## Given problem
Locate the word "color" in the material, then show every line that holds it.

## begin Data

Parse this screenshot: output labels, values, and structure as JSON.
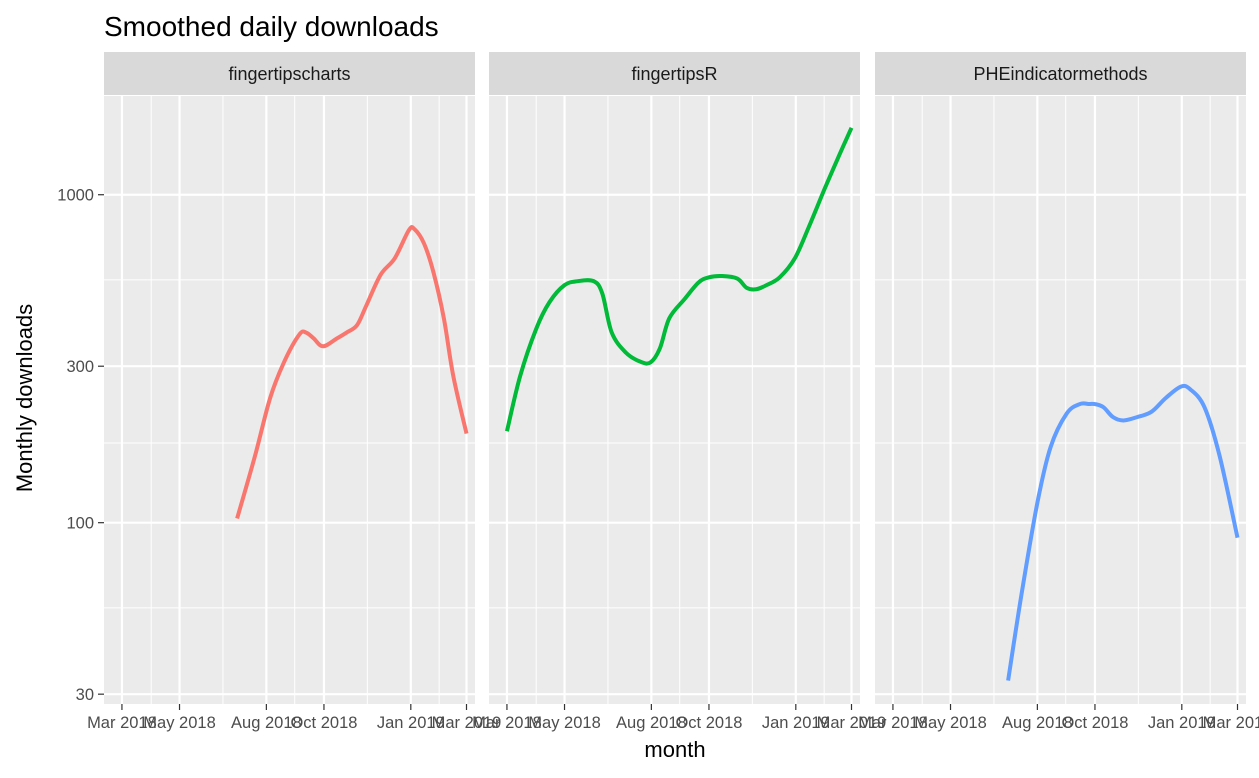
{
  "chart_data": {
    "type": "line",
    "title": "Smoothed daily downloads",
    "xlabel": "month",
    "ylabel": "Monthly downloads",
    "y_scale": "log10",
    "ylim": [
      28,
      2000
    ],
    "y_ticks": [
      {
        "value": 30,
        "label": "30"
      },
      {
        "value": 100,
        "label": "100"
      },
      {
        "value": 300,
        "label": "300"
      },
      {
        "value": 1000,
        "label": "1000"
      }
    ],
    "y_minor_ticks": [
      55,
      175,
      550
    ],
    "xlim": [
      "2018-02-10",
      "2019-03-10"
    ],
    "x_ticks": [
      {
        "value": "2018-03-01",
        "label": "Mar 2018"
      },
      {
        "value": "2018-05-01",
        "label": "May 2018"
      },
      {
        "value": "2018-08-01",
        "label": "Aug 2018"
      },
      {
        "value": "2018-10-01",
        "label": "Oct 2018"
      },
      {
        "value": "2019-01-01",
        "label": "Jan 2019"
      },
      {
        "value": "2019-03-01",
        "label": "Mar 2019"
      }
    ],
    "x_minor_ticks": [
      "2018-04-01",
      "2018-06-16",
      "2018-08-31",
      "2018-11-16",
      "2019-01-31"
    ],
    "grid": true,
    "legend": "none",
    "facets": [
      {
        "label": "fingertipscharts",
        "color": "#F8766D",
        "x": [
          "2018-07-01",
          "2018-07-20",
          "2018-08-05",
          "2018-08-20",
          "2018-09-05",
          "2018-09-12",
          "2018-09-20",
          "2018-09-30",
          "2018-10-15",
          "2018-10-25",
          "2018-11-05",
          "2018-11-15",
          "2018-11-30",
          "2018-12-15",
          "2018-12-30",
          "2019-01-05",
          "2019-01-15",
          "2019-01-25",
          "2019-02-05",
          "2019-02-15",
          "2019-03-01"
        ],
        "values": [
          103,
          160,
          240,
          310,
          375,
          380,
          365,
          345,
          365,
          380,
          400,
          460,
          570,
          640,
          780,
          785,
          710,
          580,
          420,
          280,
          187
        ]
      },
      {
        "label": "fingertipsR",
        "color": "#00BA38",
        "x": [
          "2018-03-01",
          "2018-03-15",
          "2018-04-01",
          "2018-04-15",
          "2018-05-01",
          "2018-05-15",
          "2018-06-01",
          "2018-06-10",
          "2018-06-20",
          "2018-07-05",
          "2018-07-20",
          "2018-07-31",
          "2018-08-10",
          "2018-08-20",
          "2018-09-05",
          "2018-09-20",
          "2018-10-01",
          "2018-10-15",
          "2018-10-31",
          "2018-11-10",
          "2018-11-20",
          "2018-12-01",
          "2018-12-15",
          "2018-12-31",
          "2019-01-15",
          "2019-02-01",
          "2019-02-15",
          "2019-03-01"
        ],
        "values": [
          190,
          280,
          390,
          470,
          530,
          545,
          545,
          500,
          380,
          330,
          310,
          308,
          340,
          420,
          480,
          540,
          560,
          565,
          555,
          520,
          515,
          530,
          560,
          640,
          800,
          1050,
          1300,
          1600
        ]
      },
      {
        "label": "PHEindicatormethods",
        "color": "#619CFF",
        "x": [
          "2018-07-01",
          "2018-07-15",
          "2018-08-01",
          "2018-08-15",
          "2018-09-01",
          "2018-09-15",
          "2018-09-25",
          "2018-10-01",
          "2018-10-10",
          "2018-10-20",
          "2018-10-31",
          "2018-11-15",
          "2018-11-30",
          "2018-12-15",
          "2018-12-31",
          "2019-01-10",
          "2019-01-25",
          "2019-02-10",
          "2019-03-01"
        ],
        "values": [
          33,
          60,
          115,
          170,
          215,
          230,
          230,
          230,
          225,
          210,
          205,
          210,
          218,
          240,
          260,
          255,
          225,
          160,
          90
        ]
      }
    ]
  }
}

## end Data

## Correct output
        "color": "#F8766D",
        "color": "#00BA38",
        "color": "#619CFF",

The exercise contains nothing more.